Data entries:
(begin)

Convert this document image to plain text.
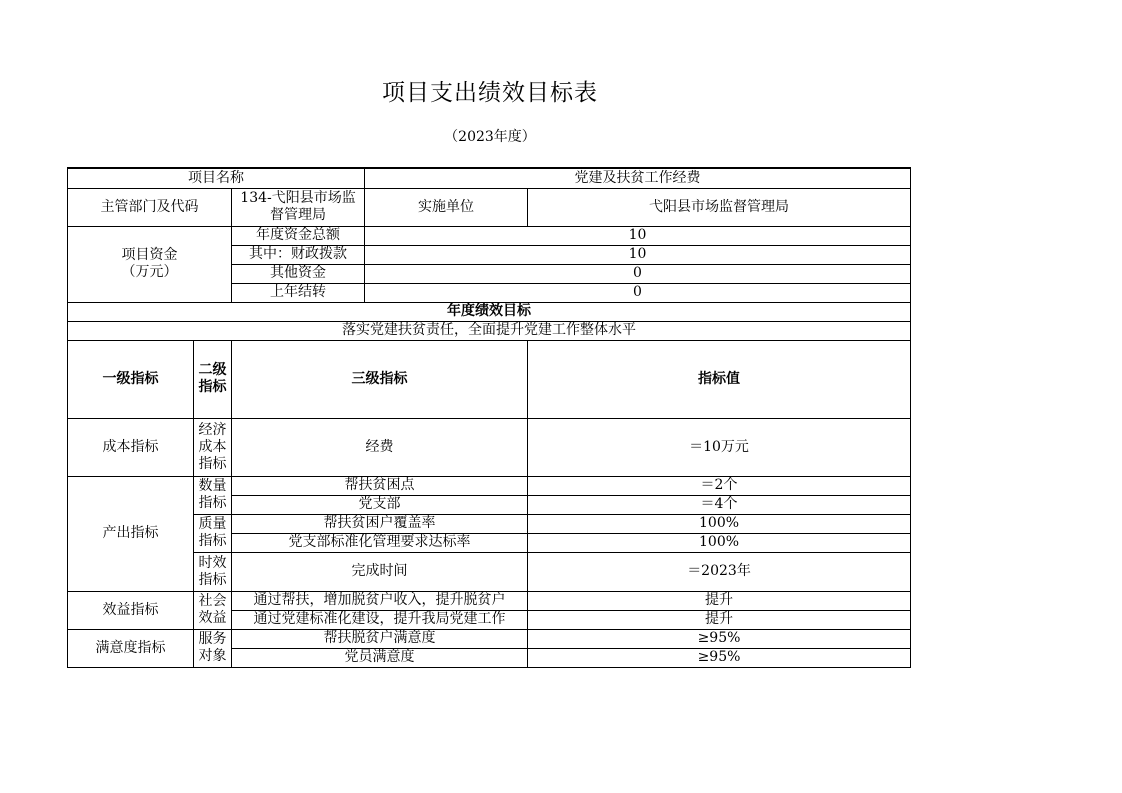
项目支出绩效目标表
（2023年度）
项目名称			党建及扶贫工作经费	
主管部门及代码		134-弋阳县市场监督管理局	实施单位	弋阳县市场监督管理局

项目资金
（万元）		年度资金总额	10	
		其中：财政拨款	10	
		其他资金	0	
		上年结转	0	
年度绩效目标				
落实党建扶贫责任，全面提升党建工作整体水平				
一级指标	二级指标	三级指标		指标值
成本指标	经济成本指标	经费		＝10万元
产出指标	数量指标	帮扶贫困点		＝2个
		党支部		＝4个
	质量指标	帮扶贫困户覆盖率		100%
		党支部标准化管理要求达标率		100%
	时效指标	完成时间		＝2023年
效益指标	社会效益	通过帮扶，增加脱贫户收入，提升脱贫户		提升
		通过党建标准化建设，提升我局党建工作		提升
满意度指标	服务对象	帮扶脱贫户满意度		≥95%
		党员满意度		≥95%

(end)

Task prompt
The material above must be printed exactly, with its pictures left out.

Solution for this task
Convert this document image to plain text.
项目支出绩效目标表
（2023年度）
项目名称			党建及扶贫工作经费	
主管部门及代码		134-弋阳县市场监督管理局	实施单位	弋阳县市场监督管理局

项目资金
（万元）		年度资金总额	10	
		其中：财政拨款	10	
		其他资金	0	
		上年结转	0	
年度绩效目标				
落实党建扶贫责任，全面提升党建工作整体水平				
一级指标	二级指标	三级指标		指标值
成本指标	经济成本指标	经费		＝10万元
产出指标	数量指标	帮扶贫困点		＝2个
		党支部		＝4个
	质量指标	帮扶贫困户覆盖率		100%
		党支部标准化管理要求达标率		100%
	时效指标	完成时间		＝2023年
效益指标	社会效益	通过帮扶，增加脱贫户收入，提升脱贫户		提升
		通过党建标准化建设，提升我局党建工作		提升
满意度指标	服务对象	帮扶脱贫户满意度		≥95%
		党员满意度		≥95%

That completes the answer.